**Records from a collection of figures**
===

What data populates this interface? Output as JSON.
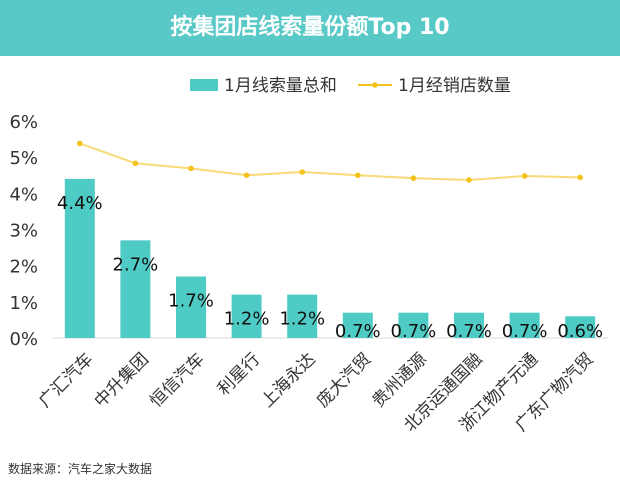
{
  "chart_data": {
    "type": "bar",
    "title": "按集团店线索量份额Top 10",
    "categories": [
      "广汇汽车",
      "中升集团",
      "恒信汽车",
      "利星行",
      "上海永达",
      "庞大汽贸",
      "贵州通源",
      "北京运通国融",
      "浙江物产元通",
      "广东广物汽贸"
    ],
    "series": [
      {
        "name": "1月线索量总和",
        "kind": "bar",
        "color": "#4ecbc5",
        "values": [
          4.4,
          2.7,
          1.7,
          1.2,
          1.2,
          0.7,
          0.7,
          0.7,
          0.7,
          0.6
        ],
        "labels": [
          "4.4%",
          "2.7%",
          "1.7%",
          "1.2%",
          "1.2%",
          "0.7%",
          "0.7%",
          "0.7%",
          "0.7%",
          "0.6%"
        ]
      },
      {
        "name": "1月经销店数量",
        "kind": "line",
        "color": "#f3c21b",
        "values": [
          5.38,
          4.83,
          4.69,
          4.5,
          4.59,
          4.5,
          4.42,
          4.37,
          4.48,
          4.44
        ]
      }
    ],
    "yticks": [
      "0%",
      "1%",
      "2%",
      "3%",
      "4%",
      "5%",
      "6%"
    ],
    "ylim": [
      0,
      6
    ],
    "grid": false,
    "legend": "top"
  },
  "source": "数据来源：汽车之家大数据"
}
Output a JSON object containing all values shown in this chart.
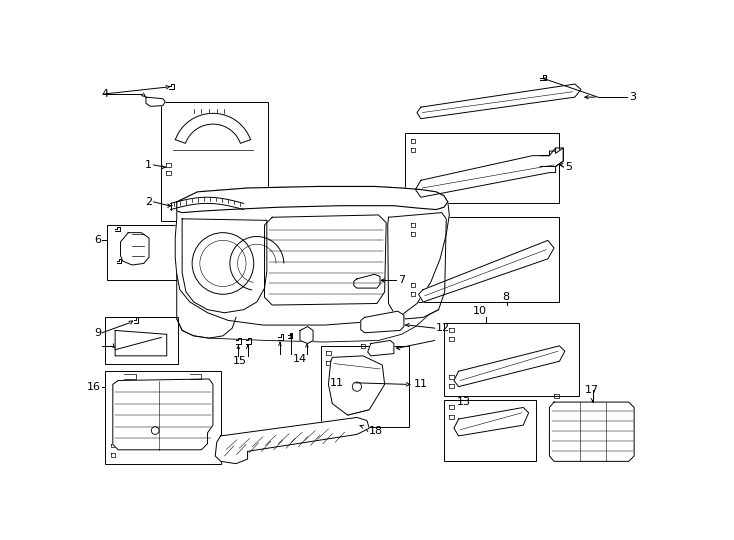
{
  "bg_color": "#ffffff",
  "line_color": "#000000",
  "lw": 0.7,
  "figsize": [
    7.34,
    5.4
  ],
  "dpi": 100,
  "boxes": {
    "b12": [
      87,
      48,
      140,
      155
    ],
    "b6": [
      18,
      208,
      90,
      72
    ],
    "b5": [
      405,
      88,
      200,
      92
    ],
    "b8": [
      405,
      198,
      200,
      110
    ],
    "b9": [
      15,
      328,
      95,
      60
    ],
    "b10": [
      455,
      335,
      175,
      95
    ],
    "b11": [
      295,
      365,
      115,
      105
    ],
    "b16": [
      15,
      398,
      150,
      120
    ],
    "b13": [
      455,
      435,
      120,
      80
    ]
  },
  "labels": {
    "4": [
      10,
      38,
      "4"
    ],
    "1": [
      75,
      130,
      "1"
    ],
    "2": [
      75,
      178,
      "2"
    ],
    "3": [
      695,
      42,
      "3"
    ],
    "5": [
      612,
      132,
      "5"
    ],
    "6": [
      10,
      228,
      "6"
    ],
    "7": [
      395,
      283,
      "7"
    ],
    "8": [
      535,
      302,
      "8"
    ],
    "9": [
      10,
      348,
      "9"
    ],
    "10": [
      490,
      326,
      "10"
    ],
    "11": [
      315,
      415,
      "11"
    ],
    "12": [
      440,
      348,
      "12"
    ],
    "13": [
      470,
      445,
      "13"
    ],
    "14": [
      265,
      382,
      "14"
    ],
    "15": [
      188,
      385,
      "15"
    ],
    "16": [
      10,
      418,
      "16"
    ],
    "17": [
      635,
      420,
      "17"
    ],
    "18": [
      355,
      476,
      "18"
    ]
  }
}
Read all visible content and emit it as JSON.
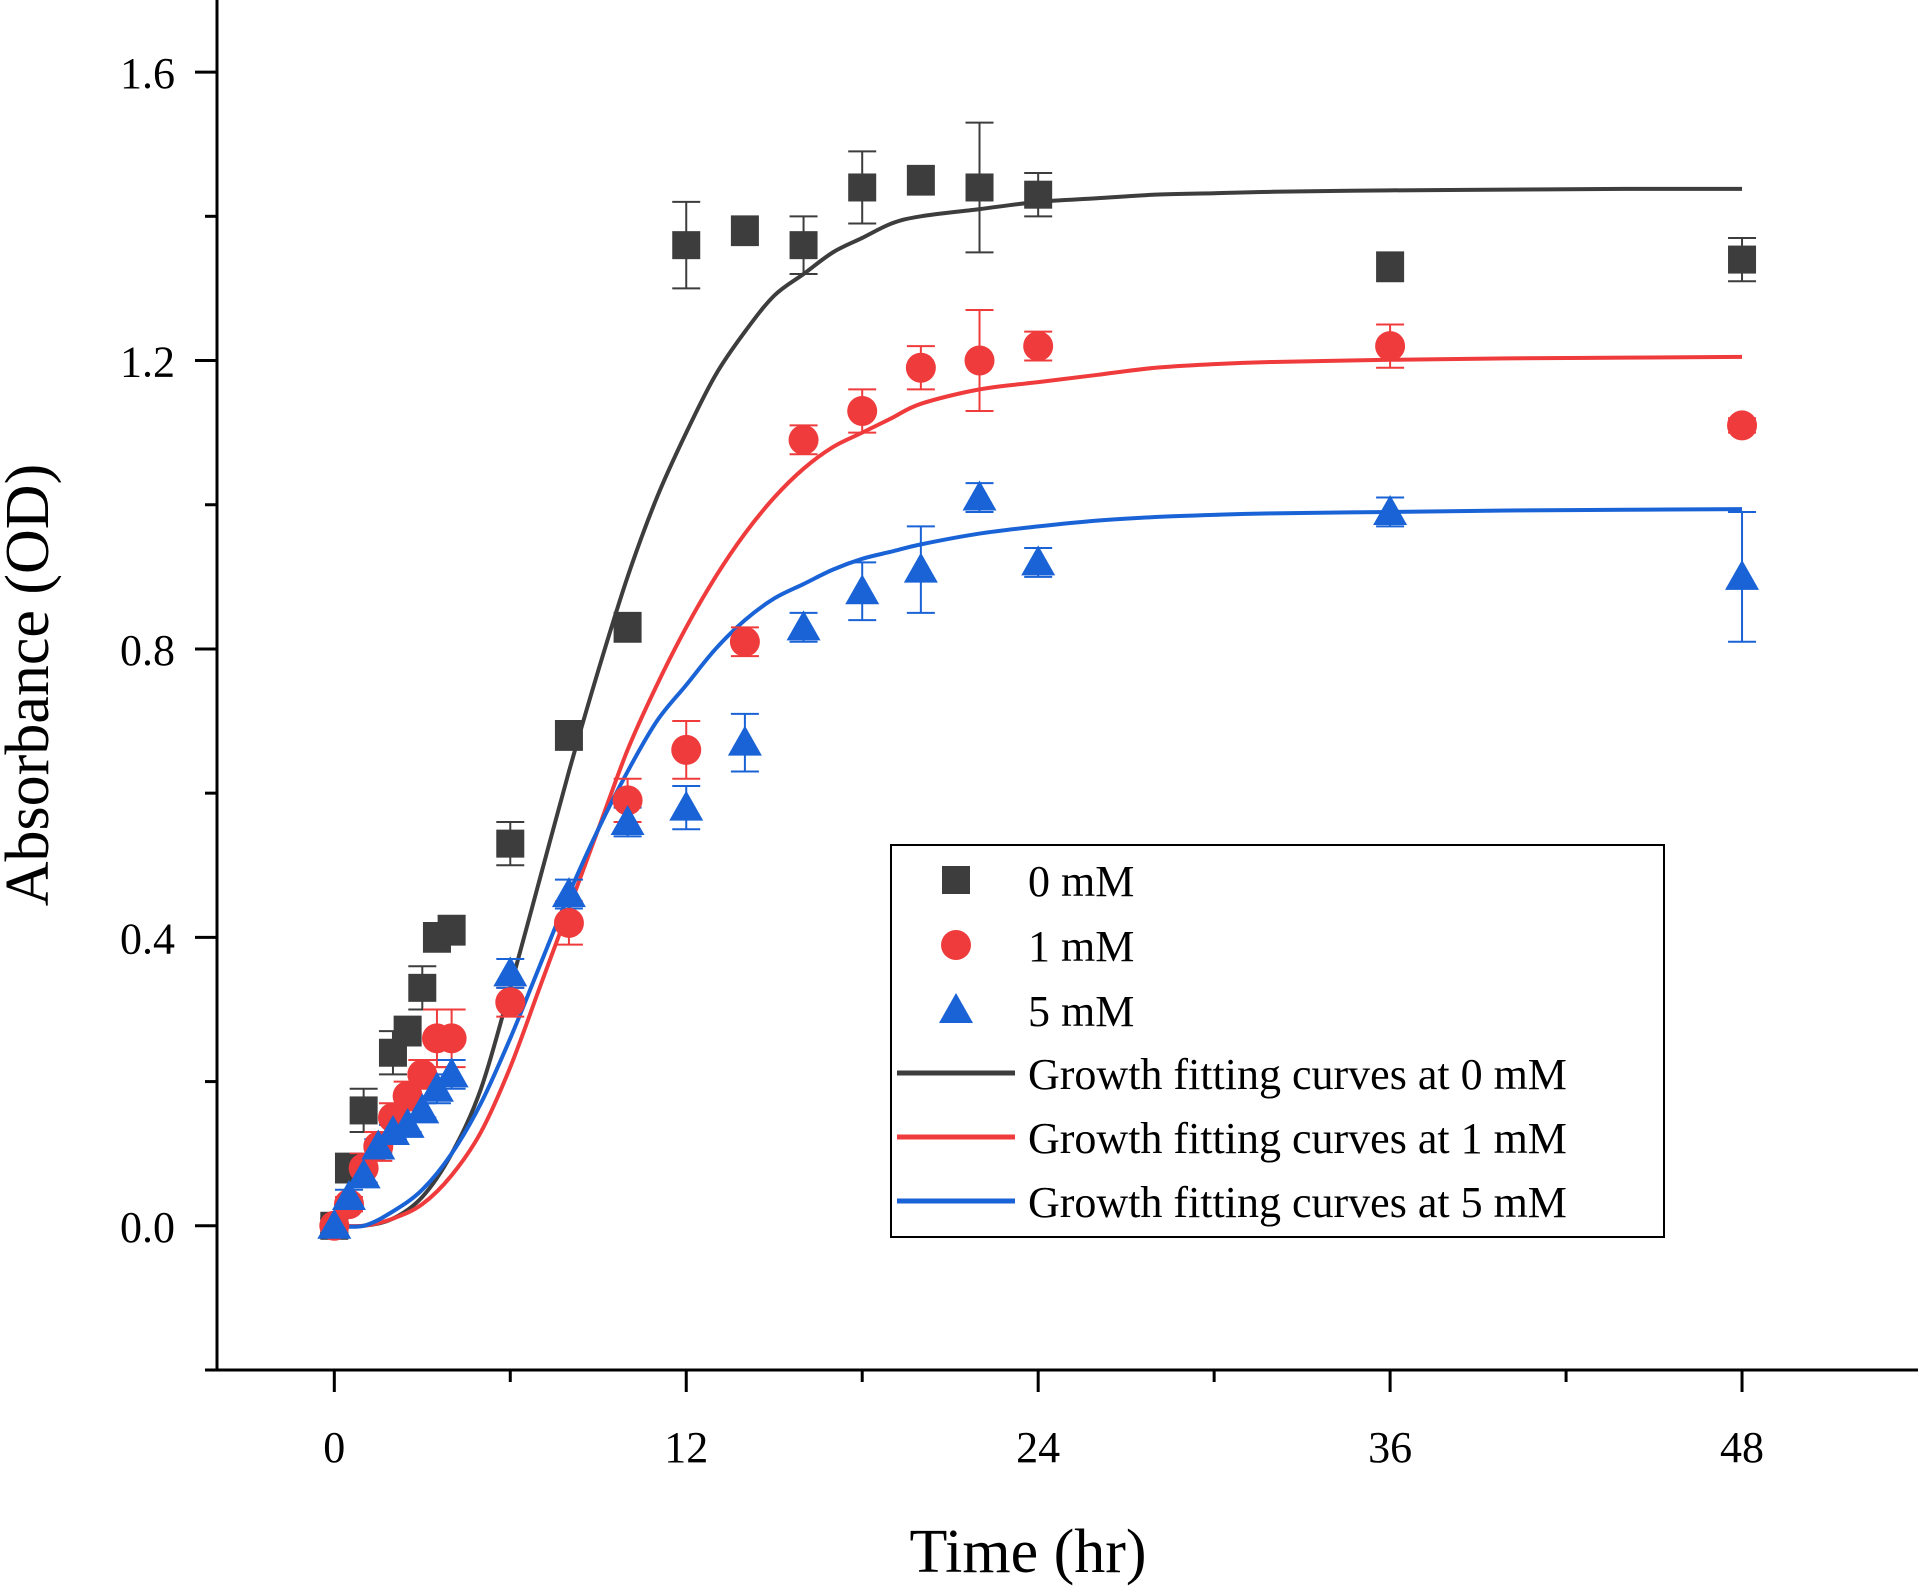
{
  "chart_data": {
    "type": "scatter",
    "xlabel": "Time (hr)",
    "ylabel": "Absorbance (OD)",
    "xlim": [
      -4,
      54
    ],
    "ylim": [
      -0.2,
      1.7
    ],
    "xticks": [
      0,
      12,
      24,
      36,
      48
    ],
    "xtick_labels": [
      "0",
      "12",
      "24",
      "36",
      "48"
    ],
    "yticks": [
      0.0,
      0.4,
      0.8,
      1.2,
      1.6
    ],
    "ytick_labels": [
      "0.0",
      "0.4",
      "0.8",
      "1.2",
      "1.6"
    ],
    "grid": false,
    "legend_position": "bottom-right",
    "series": [
      {
        "name": "0 mM",
        "marker": "square",
        "color": "#3d3d3d",
        "x": [
          0,
          0.5,
          1,
          2,
          2.5,
          3,
          3.5,
          4,
          6,
          8,
          10,
          12,
          14,
          16,
          18,
          20,
          22,
          24,
          36,
          48
        ],
        "y": [
          0.0,
          0.08,
          0.16,
          0.24,
          0.27,
          0.33,
          0.4,
          0.41,
          0.53,
          0.68,
          0.83,
          1.36,
          1.38,
          1.36,
          1.44,
          1.45,
          1.44,
          1.43,
          1.33,
          1.34
        ],
        "err": [
          0.01,
          0.02,
          0.03,
          0.03,
          0.02,
          0.03,
          0.02,
          0.02,
          0.03,
          0.02,
          0.02,
          0.06,
          0.02,
          0.04,
          0.05,
          0.02,
          0.09,
          0.03,
          0.02,
          0.03
        ]
      },
      {
        "name": "1 mM",
        "marker": "circle",
        "color": "#ef3b3b",
        "x": [
          0,
          0.5,
          1,
          1.5,
          2,
          2.5,
          3,
          3.5,
          4,
          6,
          8,
          10,
          12,
          14,
          16,
          18,
          20,
          22,
          24,
          36,
          48
        ],
        "y": [
          0.0,
          0.03,
          0.08,
          0.11,
          0.15,
          0.18,
          0.21,
          0.26,
          0.26,
          0.31,
          0.42,
          0.59,
          0.66,
          0.81,
          1.09,
          1.13,
          1.19,
          1.2,
          1.22,
          1.22,
          1.11
        ],
        "err": [
          0.01,
          0.01,
          0.02,
          0.02,
          0.02,
          0.02,
          0.02,
          0.04,
          0.04,
          0.02,
          0.03,
          0.03,
          0.04,
          0.02,
          0.02,
          0.03,
          0.03,
          0.07,
          0.02,
          0.03,
          0.01
        ]
      },
      {
        "name": "5 mM",
        "marker": "triangle",
        "color": "#1a63d6",
        "x": [
          0,
          0.5,
          1,
          1.5,
          2,
          2.5,
          3,
          3.5,
          4,
          6,
          8,
          10,
          12,
          14,
          16,
          18,
          20,
          22,
          24,
          36,
          48
        ],
        "y": [
          0.0,
          0.04,
          0.07,
          0.11,
          0.13,
          0.14,
          0.16,
          0.19,
          0.21,
          0.35,
          0.46,
          0.56,
          0.58,
          0.67,
          0.83,
          0.88,
          0.91,
          1.01,
          0.92,
          0.99,
          0.9
        ],
        "err": [
          0.01,
          0.01,
          0.01,
          0.01,
          0.01,
          0.01,
          0.01,
          0.02,
          0.02,
          0.02,
          0.02,
          0.02,
          0.03,
          0.04,
          0.02,
          0.04,
          0.06,
          0.02,
          0.02,
          0.02,
          0.09
        ]
      },
      {
        "name": "Growth fitting curves at 0 mM",
        "kind": "line",
        "color": "#3d3d3d",
        "x": [
          0,
          1,
          2,
          3,
          4,
          5,
          6,
          7,
          8,
          9,
          10,
          11,
          12,
          13,
          14,
          15,
          16,
          17,
          18,
          19,
          20,
          22,
          24,
          26,
          28,
          30,
          32,
          36,
          40,
          44,
          48
        ],
        "y": [
          0.0,
          0.0,
          0.01,
          0.04,
          0.1,
          0.19,
          0.33,
          0.48,
          0.63,
          0.77,
          0.9,
          1.01,
          1.1,
          1.18,
          1.24,
          1.29,
          1.32,
          1.35,
          1.37,
          1.39,
          1.4,
          1.41,
          1.42,
          1.425,
          1.43,
          1.432,
          1.434,
          1.436,
          1.437,
          1.438,
          1.438
        ]
      },
      {
        "name": "Growth fitting curves at 1 mM",
        "kind": "line",
        "color": "#ef3b3b",
        "x": [
          0,
          1,
          2,
          3,
          4,
          5,
          6,
          7,
          8,
          9,
          10,
          11,
          12,
          13,
          14,
          15,
          16,
          17,
          18,
          19,
          20,
          22,
          24,
          26,
          28,
          30,
          32,
          36,
          40,
          44,
          48
        ],
        "y": [
          0.0,
          0.0,
          0.01,
          0.03,
          0.07,
          0.13,
          0.22,
          0.33,
          0.44,
          0.55,
          0.66,
          0.75,
          0.83,
          0.9,
          0.96,
          1.01,
          1.05,
          1.08,
          1.1,
          1.12,
          1.14,
          1.16,
          1.17,
          1.18,
          1.19,
          1.195,
          1.198,
          1.201,
          1.203,
          1.204,
          1.205
        ]
      },
      {
        "name": "Growth fitting curves at 5 mM",
        "kind": "line",
        "color": "#1a63d6",
        "x": [
          0,
          1,
          2,
          3,
          4,
          5,
          6,
          7,
          8,
          9,
          10,
          11,
          12,
          13,
          14,
          15,
          16,
          17,
          18,
          19,
          20,
          22,
          24,
          26,
          28,
          30,
          32,
          36,
          40,
          44,
          48
        ],
        "y": [
          0.0,
          0.0,
          0.02,
          0.05,
          0.1,
          0.17,
          0.26,
          0.36,
          0.46,
          0.55,
          0.63,
          0.7,
          0.75,
          0.8,
          0.84,
          0.87,
          0.89,
          0.91,
          0.925,
          0.935,
          0.945,
          0.96,
          0.97,
          0.978,
          0.983,
          0.986,
          0.988,
          0.99,
          0.992,
          0.993,
          0.994
        ]
      }
    ]
  }
}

===

**REQUIRED TASK**
Show all lines in the entries above where the string "JSON" appears.

**RESPONSE TO THE EXERCISE**
What data populates this interface? Output as JSON.
Output a JSON object containing all values shown in this chart.
Read all visible content and emit it as JSON.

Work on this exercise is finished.